読解本文:
前記一般式(8)において、mおよびnは、それぞれ、1以上の整数であり、同一でも異なっていてもよい。
【0029】
本発明の透明導電性フィルムにおいて、前記ハードコート形成用組成物が、前記(A)成分100重量部に対し、前記(B)成分が0.05〜0.4重量部の範囲で配合され、かつ、前記(C)成分と前記(E)成分とが、合計で0.1〜1重量部の範囲で配合されていることが好ましい。
【0030】
本発明の透明導電性フィルムにおいて、前記ハードコート層の最表層が、ESCA(Electron Spectroscopy for Chemical Analysis)による分析での、反応性フッ素化合物由来のフッ素原子強度が5〜30%の範囲内であり、かつ、反応性ケイ素化合物由来のケイ素原子強度が0.2〜10%の範囲内であることが好ましい。この範囲であると、耐擦傷性と防汚性をより良好に両立させることができる。
【0031】
ところで、反応性フッ素化合物や反応性ケイ素化合物の添加量と、最表層における前記各原子強度とは、必ずしも一致したり比例関係になったりはしない傾向にある。例えば、同一組成のハードコート層形成用組成物を用いてハードコート層を形成した場合であっても、前記ハードコート層の膜厚が異なると、最表層における前記各原子強度は同一にならない場合もある。したがって、本発明のハードコート層形成用組成物を用いて、より良好な特性を有するハードコートフィルムを得ようとする場合、前記各原子強度に着目した特性評価をすることは有効である。

提供データ:
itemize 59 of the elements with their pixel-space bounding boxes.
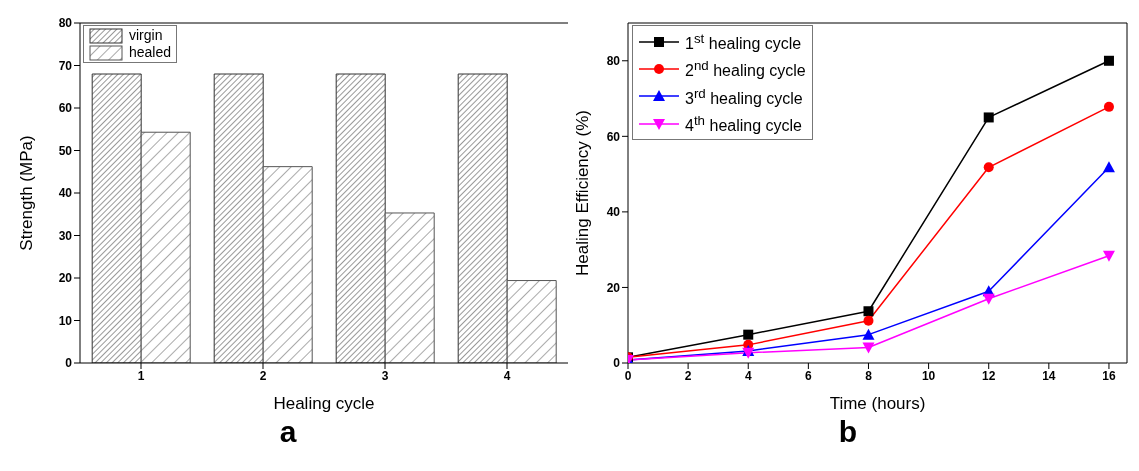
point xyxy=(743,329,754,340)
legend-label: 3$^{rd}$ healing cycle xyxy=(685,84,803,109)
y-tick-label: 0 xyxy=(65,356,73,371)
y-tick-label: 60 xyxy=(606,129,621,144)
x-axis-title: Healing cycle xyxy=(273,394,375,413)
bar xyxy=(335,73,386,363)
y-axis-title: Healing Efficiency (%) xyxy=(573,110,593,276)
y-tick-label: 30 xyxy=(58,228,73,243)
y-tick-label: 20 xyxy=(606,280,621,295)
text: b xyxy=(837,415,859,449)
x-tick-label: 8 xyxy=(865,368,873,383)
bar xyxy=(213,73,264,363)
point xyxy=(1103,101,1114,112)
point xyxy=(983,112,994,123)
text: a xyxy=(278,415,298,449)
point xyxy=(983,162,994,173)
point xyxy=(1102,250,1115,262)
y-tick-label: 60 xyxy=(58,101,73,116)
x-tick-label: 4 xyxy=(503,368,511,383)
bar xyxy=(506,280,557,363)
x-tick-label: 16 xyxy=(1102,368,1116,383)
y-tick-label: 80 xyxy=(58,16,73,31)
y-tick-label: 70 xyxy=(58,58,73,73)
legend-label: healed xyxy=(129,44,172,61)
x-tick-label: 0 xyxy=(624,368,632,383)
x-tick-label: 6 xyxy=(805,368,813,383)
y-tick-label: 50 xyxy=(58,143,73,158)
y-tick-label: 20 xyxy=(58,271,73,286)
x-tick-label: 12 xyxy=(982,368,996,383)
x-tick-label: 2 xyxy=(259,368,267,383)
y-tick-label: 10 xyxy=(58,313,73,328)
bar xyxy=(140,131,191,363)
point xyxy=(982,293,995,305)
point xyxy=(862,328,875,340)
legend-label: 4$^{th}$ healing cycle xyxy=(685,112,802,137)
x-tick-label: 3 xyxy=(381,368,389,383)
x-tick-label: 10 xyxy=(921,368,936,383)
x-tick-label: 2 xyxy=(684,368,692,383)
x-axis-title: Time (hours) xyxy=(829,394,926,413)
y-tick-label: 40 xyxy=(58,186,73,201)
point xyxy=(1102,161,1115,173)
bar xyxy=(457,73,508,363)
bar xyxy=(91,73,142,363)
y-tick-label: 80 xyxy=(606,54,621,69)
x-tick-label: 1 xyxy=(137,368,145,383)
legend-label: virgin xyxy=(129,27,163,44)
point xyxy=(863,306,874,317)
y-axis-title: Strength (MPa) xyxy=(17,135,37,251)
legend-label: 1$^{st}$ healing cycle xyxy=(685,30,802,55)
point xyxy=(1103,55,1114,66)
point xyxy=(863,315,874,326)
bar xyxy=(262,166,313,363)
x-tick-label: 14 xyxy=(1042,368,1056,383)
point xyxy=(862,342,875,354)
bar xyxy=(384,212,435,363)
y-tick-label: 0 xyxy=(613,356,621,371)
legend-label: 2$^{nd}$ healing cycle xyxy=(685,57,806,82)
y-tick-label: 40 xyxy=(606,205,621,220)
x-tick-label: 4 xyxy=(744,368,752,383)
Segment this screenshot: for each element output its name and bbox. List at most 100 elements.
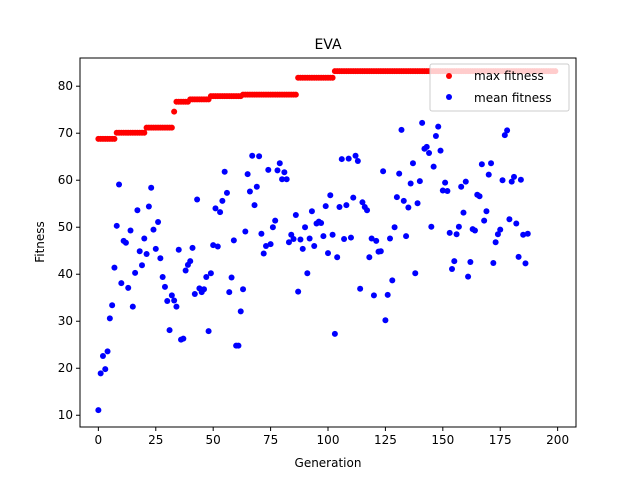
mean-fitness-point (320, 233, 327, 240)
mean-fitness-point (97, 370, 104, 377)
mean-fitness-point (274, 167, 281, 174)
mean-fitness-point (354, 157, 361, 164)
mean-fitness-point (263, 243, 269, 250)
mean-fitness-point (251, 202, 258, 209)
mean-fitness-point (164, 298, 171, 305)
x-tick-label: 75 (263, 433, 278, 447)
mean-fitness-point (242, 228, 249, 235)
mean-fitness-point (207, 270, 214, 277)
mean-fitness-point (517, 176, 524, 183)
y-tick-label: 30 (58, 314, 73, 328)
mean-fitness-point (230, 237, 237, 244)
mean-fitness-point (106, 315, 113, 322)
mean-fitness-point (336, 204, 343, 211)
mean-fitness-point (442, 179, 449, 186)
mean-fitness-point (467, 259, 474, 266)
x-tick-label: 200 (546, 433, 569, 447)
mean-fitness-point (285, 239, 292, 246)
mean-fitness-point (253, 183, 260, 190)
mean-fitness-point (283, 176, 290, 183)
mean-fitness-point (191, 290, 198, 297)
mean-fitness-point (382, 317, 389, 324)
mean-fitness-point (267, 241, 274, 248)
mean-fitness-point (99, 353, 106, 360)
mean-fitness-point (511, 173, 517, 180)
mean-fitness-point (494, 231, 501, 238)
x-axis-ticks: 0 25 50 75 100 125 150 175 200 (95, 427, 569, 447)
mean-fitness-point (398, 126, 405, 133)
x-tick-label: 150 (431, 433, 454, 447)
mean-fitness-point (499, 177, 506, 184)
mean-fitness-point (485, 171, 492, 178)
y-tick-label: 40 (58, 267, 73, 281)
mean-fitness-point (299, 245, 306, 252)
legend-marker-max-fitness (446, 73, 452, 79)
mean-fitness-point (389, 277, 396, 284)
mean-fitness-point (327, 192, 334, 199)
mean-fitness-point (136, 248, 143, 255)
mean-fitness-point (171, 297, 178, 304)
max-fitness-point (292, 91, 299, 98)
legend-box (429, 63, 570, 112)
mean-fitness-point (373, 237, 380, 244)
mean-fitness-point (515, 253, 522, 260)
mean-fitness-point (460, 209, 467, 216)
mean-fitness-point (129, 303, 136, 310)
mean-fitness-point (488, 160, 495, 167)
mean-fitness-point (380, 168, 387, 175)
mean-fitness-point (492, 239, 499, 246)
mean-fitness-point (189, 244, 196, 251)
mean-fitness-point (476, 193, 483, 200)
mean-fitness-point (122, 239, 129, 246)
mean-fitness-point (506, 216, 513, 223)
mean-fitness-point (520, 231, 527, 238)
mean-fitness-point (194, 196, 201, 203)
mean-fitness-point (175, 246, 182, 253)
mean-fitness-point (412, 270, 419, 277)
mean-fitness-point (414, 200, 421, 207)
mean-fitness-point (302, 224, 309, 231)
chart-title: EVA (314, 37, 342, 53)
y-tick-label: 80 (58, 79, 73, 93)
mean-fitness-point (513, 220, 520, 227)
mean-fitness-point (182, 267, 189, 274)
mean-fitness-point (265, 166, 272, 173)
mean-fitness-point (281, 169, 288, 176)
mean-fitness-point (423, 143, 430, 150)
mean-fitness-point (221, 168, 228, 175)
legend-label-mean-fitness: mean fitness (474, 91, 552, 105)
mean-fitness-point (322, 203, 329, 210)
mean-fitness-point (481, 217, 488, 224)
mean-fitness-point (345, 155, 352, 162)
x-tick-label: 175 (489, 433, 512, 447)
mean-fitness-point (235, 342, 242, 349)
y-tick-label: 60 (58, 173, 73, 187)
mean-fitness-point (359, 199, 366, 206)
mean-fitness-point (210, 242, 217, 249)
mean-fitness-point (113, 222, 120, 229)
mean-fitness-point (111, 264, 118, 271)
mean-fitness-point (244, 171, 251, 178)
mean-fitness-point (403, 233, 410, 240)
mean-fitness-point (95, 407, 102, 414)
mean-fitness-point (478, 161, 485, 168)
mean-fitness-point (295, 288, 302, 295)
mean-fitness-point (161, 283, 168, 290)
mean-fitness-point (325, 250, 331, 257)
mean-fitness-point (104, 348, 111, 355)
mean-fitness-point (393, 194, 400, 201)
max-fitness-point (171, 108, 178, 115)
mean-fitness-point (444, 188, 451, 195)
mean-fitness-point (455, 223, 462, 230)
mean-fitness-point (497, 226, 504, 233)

実施課題:
次の(a)〜(c)が本文の記述と一致するか、それぞれ「はい」か「いいえ」で判定し、判断の根拠となる本文の語句を引用せよ。
(a) ハードコート形成用組成物では、(A)成分100重量部に対し、(B)成分を0.05〜0.4重量部の範囲で配合することが好ましい。
(b) ハードコート層の最表層では、反応性ケイ素化合物由来のケイ素原子強度が5〜30%の範囲内であることが好ましい。
(c) 同一組成のハードコート層形成用組成物を用いれば、膜厚にかかわらず最表層における各原子強度は同一になる。

完全解答:
(a) はい。「前記(A)成分100重量部に対し、前記(B)成分が0.05〜0.4重量部の範囲で配合され」
(b) いいえ。「反応性ケイ素化合物由来のケイ素原子強度が0.2〜10%の範囲内であることが好ましい」
(c) いいえ。「前記ハードコート層の膜厚が異なると、最表層における前記各原子強度は同一にならない場合もある」